--- START Provided information ---

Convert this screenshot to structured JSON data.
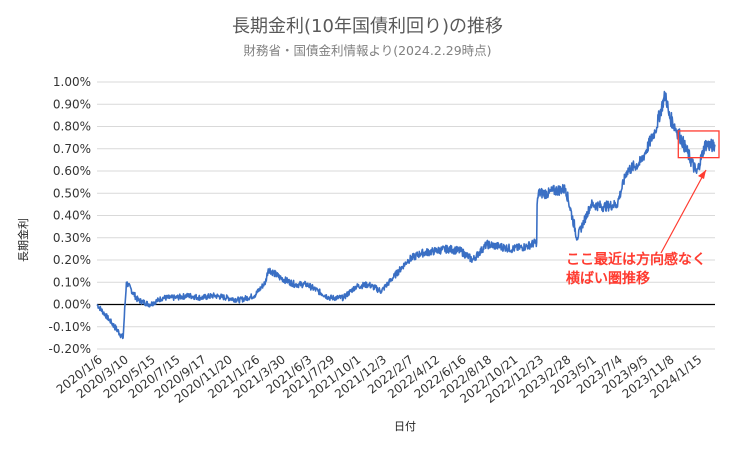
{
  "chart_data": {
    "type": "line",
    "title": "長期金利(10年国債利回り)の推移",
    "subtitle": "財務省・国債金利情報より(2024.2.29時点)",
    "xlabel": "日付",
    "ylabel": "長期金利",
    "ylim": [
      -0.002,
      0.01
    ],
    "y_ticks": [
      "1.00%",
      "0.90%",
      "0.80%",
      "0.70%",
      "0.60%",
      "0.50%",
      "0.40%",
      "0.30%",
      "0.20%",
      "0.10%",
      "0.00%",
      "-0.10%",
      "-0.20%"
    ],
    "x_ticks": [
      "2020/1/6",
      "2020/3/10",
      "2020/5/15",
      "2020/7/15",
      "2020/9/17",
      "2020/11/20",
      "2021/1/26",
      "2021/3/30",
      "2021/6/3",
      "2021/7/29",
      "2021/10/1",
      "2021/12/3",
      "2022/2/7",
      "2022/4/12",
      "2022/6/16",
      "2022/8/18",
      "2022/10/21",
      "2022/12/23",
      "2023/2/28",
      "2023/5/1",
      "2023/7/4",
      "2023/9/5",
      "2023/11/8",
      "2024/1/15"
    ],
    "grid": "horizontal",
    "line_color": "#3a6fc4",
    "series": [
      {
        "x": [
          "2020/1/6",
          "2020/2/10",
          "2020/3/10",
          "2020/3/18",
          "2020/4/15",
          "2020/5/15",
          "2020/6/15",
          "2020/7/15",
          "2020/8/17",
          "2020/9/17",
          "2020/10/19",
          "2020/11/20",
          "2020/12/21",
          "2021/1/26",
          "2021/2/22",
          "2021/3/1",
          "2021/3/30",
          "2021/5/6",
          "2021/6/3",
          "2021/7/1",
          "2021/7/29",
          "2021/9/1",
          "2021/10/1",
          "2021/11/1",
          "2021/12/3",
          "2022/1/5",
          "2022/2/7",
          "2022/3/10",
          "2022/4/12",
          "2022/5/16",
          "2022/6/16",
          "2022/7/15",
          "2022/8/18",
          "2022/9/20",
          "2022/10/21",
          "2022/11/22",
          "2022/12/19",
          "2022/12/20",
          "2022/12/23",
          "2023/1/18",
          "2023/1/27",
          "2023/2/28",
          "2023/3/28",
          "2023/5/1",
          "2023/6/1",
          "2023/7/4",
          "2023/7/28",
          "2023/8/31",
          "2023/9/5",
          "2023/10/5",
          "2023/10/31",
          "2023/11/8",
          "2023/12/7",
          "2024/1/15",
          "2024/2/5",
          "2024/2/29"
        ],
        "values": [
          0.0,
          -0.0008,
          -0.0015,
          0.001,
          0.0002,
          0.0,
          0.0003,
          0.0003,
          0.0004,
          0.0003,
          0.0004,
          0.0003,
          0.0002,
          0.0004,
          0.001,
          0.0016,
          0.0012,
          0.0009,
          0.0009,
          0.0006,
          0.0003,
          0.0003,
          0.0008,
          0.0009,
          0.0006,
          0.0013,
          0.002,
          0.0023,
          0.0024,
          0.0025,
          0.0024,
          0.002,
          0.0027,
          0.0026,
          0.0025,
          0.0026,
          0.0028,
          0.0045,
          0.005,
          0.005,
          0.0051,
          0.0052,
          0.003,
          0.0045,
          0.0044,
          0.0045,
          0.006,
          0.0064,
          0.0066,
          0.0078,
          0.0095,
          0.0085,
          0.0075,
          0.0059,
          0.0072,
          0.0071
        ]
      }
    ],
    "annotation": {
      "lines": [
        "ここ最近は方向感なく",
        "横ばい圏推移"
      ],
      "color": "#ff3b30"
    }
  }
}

--- END Provided information ---

Copy all the lines of data exactly as they appear, dropping any images.

Convert this screenshot to structured JSON data.
{
  "chart_data": {
    "type": "line",
    "title": "長期金利(10年国債利回り)の推移",
    "subtitle": "財務省・国債金利情報より(2024.2.29時点)",
    "xlabel": "日付",
    "ylabel": "長期金利",
    "ylim": [
      -0.002,
      0.01
    ],
    "y_ticks": [
      "1.00%",
      "0.90%",
      "0.80%",
      "0.70%",
      "0.60%",
      "0.50%",
      "0.40%",
      "0.30%",
      "0.20%",
      "0.10%",
      "0.00%",
      "-0.10%",
      "-0.20%"
    ],
    "x_ticks": [
      "2020/1/6",
      "2020/3/10",
      "2020/5/15",
      "2020/7/15",
      "2020/9/17",
      "2020/11/20",
      "2021/1/26",
      "2021/3/30",
      "2021/6/3",
      "2021/7/29",
      "2021/10/1",
      "2021/12/3",
      "2022/2/7",
      "2022/4/12",
      "2022/6/16",
      "2022/8/18",
      "2022/10/21",
      "2022/12/23",
      "2023/2/28",
      "2023/5/1",
      "2023/7/4",
      "2023/9/5",
      "2023/11/8",
      "2024/1/15"
    ],
    "grid": "horizontal",
    "line_color": "#3a6fc4",
    "series": [
      {
        "x": [
          "2020/1/6",
          "2020/2/10",
          "2020/3/10",
          "2020/3/18",
          "2020/4/15",
          "2020/5/15",
          "2020/6/15",
          "2020/7/15",
          "2020/8/17",
          "2020/9/17",
          "2020/10/19",
          "2020/11/20",
          "2020/12/21",
          "2021/1/26",
          "2021/2/22",
          "2021/3/1",
          "2021/3/30",
          "2021/5/6",
          "2021/6/3",
          "2021/7/1",
          "2021/7/29",
          "2021/9/1",
          "2021/10/1",
          "2021/11/1",
          "2021/12/3",
          "2022/1/5",
          "2022/2/7",
          "2022/3/10",
          "2022/4/12",
          "2022/5/16",
          "2022/6/16",
          "2022/7/15",
          "2022/8/18",
          "2022/9/20",
          "2022/10/21",
          "2022/11/22",
          "2022/12/19",
          "2022/12/20",
          "2022/12/23",
          "2023/1/18",
          "2023/1/27",
          "2023/2/28",
          "2023/3/28",
          "2023/5/1",
          "2023/6/1",
          "2023/7/4",
          "2023/7/28",
          "2023/8/31",
          "2023/9/5",
          "2023/10/5",
          "2023/10/31",
          "2023/11/8",
          "2023/12/7",
          "2024/1/15",
          "2024/2/5",
          "2024/2/29"
        ],
        "values": [
          0.0,
          -0.0008,
          -0.0015,
          0.001,
          0.0002,
          0.0,
          0.0003,
          0.0003,
          0.0004,
          0.0003,
          0.0004,
          0.0003,
          0.0002,
          0.0004,
          0.001,
          0.0016,
          0.0012,
          0.0009,
          0.0009,
          0.0006,
          0.0003,
          0.0003,
          0.0008,
          0.0009,
          0.0006,
          0.0013,
          0.002,
          0.0023,
          0.0024,
          0.0025,
          0.0024,
          0.002,
          0.0027,
          0.0026,
          0.0025,
          0.0026,
          0.0028,
          0.0045,
          0.005,
          0.005,
          0.0051,
          0.0052,
          0.003,
          0.0045,
          0.0044,
          0.0045,
          0.006,
          0.0064,
          0.0066,
          0.0078,
          0.0095,
          0.0085,
          0.0075,
          0.0059,
          0.0072,
          0.0071
        ]
      }
    ],
    "annotation": {
      "lines": [
        "ここ最近は方向感なく",
        "横ばい圏推移"
      ],
      "color": "#ff3b30"
    }
  }
}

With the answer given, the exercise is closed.